Filter this material down to the lines that hold "labels", copying each one.

BEGIN Exercise input

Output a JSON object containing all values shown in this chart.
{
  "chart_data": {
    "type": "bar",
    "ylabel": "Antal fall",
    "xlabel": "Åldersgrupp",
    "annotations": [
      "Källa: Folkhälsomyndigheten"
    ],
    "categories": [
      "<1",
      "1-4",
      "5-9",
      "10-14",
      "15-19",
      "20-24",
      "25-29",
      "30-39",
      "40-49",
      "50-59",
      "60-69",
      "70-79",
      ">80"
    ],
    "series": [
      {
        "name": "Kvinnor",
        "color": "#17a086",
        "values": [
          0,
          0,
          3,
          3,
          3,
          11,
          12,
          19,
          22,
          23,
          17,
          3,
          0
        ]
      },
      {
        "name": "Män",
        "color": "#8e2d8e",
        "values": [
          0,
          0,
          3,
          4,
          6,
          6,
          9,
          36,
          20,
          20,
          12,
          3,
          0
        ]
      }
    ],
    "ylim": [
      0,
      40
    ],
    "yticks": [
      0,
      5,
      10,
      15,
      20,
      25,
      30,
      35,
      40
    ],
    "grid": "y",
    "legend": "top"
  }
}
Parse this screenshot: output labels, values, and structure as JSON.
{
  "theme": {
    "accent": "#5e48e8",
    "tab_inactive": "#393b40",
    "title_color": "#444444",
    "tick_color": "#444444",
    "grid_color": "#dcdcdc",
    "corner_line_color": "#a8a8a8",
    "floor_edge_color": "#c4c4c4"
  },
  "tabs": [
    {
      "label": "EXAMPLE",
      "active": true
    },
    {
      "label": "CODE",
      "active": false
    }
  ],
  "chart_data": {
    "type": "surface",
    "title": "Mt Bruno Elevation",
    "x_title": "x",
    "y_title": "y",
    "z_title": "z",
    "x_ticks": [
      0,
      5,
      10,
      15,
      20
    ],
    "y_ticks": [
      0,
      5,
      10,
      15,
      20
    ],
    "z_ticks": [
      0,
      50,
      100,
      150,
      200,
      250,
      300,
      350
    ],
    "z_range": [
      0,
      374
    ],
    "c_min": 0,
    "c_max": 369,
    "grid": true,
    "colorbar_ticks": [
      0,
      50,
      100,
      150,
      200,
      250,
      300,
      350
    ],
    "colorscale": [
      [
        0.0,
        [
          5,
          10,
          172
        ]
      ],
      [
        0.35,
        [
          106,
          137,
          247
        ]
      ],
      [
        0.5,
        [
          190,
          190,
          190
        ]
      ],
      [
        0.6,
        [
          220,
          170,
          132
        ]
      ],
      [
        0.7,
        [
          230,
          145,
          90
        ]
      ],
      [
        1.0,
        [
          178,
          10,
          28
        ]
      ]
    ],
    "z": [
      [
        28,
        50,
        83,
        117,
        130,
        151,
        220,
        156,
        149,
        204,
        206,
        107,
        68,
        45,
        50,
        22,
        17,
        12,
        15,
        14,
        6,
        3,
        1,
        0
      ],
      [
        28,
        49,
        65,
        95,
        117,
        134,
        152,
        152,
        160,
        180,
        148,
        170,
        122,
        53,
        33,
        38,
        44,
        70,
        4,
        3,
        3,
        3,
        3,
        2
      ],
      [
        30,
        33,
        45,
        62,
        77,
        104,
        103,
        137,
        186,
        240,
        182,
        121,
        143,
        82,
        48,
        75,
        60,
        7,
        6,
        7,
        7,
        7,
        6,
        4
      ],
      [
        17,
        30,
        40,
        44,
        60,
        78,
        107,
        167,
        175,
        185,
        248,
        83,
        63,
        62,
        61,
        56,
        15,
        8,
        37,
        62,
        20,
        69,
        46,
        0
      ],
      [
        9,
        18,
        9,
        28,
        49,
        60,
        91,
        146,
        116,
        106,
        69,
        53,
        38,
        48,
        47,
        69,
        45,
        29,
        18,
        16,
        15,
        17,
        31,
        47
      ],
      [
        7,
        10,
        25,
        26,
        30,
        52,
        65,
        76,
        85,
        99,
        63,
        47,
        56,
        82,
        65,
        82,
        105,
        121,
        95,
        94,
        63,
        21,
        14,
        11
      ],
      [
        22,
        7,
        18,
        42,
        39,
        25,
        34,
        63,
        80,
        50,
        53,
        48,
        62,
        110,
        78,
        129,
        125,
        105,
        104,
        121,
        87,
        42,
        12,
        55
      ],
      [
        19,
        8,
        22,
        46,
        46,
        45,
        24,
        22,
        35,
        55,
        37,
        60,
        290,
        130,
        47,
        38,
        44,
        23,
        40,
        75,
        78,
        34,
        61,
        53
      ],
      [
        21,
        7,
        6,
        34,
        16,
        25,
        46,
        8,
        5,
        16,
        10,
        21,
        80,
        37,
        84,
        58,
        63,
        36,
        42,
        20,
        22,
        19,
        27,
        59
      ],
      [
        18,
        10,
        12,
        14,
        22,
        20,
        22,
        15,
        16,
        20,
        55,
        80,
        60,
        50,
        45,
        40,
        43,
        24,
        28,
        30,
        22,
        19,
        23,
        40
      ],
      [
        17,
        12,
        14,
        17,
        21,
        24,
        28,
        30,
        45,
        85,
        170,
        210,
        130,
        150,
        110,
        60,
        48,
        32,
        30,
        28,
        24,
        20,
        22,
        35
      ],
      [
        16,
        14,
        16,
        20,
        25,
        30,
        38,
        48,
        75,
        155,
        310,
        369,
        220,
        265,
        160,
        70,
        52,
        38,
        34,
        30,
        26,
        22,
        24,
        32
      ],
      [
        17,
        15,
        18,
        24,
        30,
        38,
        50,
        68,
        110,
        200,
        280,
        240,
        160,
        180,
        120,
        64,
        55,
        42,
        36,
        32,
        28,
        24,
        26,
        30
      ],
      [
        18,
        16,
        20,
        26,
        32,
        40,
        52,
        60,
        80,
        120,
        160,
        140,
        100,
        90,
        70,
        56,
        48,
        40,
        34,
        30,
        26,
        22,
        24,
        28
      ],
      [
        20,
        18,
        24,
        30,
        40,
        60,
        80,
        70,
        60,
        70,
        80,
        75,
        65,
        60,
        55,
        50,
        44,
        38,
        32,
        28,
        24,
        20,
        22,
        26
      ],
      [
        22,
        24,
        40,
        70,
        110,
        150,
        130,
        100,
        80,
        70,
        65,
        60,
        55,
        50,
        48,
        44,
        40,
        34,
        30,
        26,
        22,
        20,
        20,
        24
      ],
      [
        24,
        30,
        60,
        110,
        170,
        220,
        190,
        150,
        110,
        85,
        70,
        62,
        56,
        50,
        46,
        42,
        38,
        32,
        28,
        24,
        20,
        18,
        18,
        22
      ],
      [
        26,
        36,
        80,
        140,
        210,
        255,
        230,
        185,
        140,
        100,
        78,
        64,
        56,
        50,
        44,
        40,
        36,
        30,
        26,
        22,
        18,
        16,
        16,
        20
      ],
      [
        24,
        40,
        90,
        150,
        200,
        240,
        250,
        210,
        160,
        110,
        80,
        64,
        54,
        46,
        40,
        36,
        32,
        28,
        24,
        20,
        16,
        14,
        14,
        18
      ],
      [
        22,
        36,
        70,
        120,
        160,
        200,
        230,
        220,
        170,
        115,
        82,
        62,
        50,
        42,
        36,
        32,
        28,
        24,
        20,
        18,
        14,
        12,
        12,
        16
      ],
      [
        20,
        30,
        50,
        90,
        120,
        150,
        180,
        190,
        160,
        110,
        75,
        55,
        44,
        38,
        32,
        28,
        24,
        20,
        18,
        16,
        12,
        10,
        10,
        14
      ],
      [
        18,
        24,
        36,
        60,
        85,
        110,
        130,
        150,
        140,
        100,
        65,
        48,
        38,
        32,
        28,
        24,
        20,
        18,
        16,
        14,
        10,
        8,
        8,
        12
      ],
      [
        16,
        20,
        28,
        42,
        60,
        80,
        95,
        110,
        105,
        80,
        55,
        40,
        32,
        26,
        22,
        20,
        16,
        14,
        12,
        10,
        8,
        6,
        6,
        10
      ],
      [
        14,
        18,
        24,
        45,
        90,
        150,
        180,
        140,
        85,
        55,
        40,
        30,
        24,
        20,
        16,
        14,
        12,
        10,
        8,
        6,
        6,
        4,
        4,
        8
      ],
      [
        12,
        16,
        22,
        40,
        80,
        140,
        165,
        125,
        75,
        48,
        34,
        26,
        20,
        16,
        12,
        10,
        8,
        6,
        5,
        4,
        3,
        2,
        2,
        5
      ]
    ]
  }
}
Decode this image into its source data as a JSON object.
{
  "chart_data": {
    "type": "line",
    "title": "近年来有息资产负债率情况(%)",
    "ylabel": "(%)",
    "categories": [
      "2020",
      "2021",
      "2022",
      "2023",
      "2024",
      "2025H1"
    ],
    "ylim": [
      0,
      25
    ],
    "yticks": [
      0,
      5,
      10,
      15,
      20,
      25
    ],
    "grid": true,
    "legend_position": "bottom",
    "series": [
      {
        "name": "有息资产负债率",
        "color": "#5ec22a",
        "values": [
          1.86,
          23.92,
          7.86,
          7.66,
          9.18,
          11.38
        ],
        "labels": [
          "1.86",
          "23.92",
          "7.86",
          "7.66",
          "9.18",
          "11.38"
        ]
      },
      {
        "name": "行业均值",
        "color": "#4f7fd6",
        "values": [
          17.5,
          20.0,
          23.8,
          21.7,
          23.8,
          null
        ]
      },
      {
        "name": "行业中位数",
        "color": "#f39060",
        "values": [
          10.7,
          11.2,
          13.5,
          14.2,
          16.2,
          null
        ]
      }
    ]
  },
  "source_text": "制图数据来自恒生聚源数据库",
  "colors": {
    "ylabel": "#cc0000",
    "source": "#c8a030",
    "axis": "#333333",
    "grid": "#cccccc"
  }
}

END Exercise input

== Complete answer ==
Parse this screenshot: output labels, values, and structure as JSON.
        "labels": [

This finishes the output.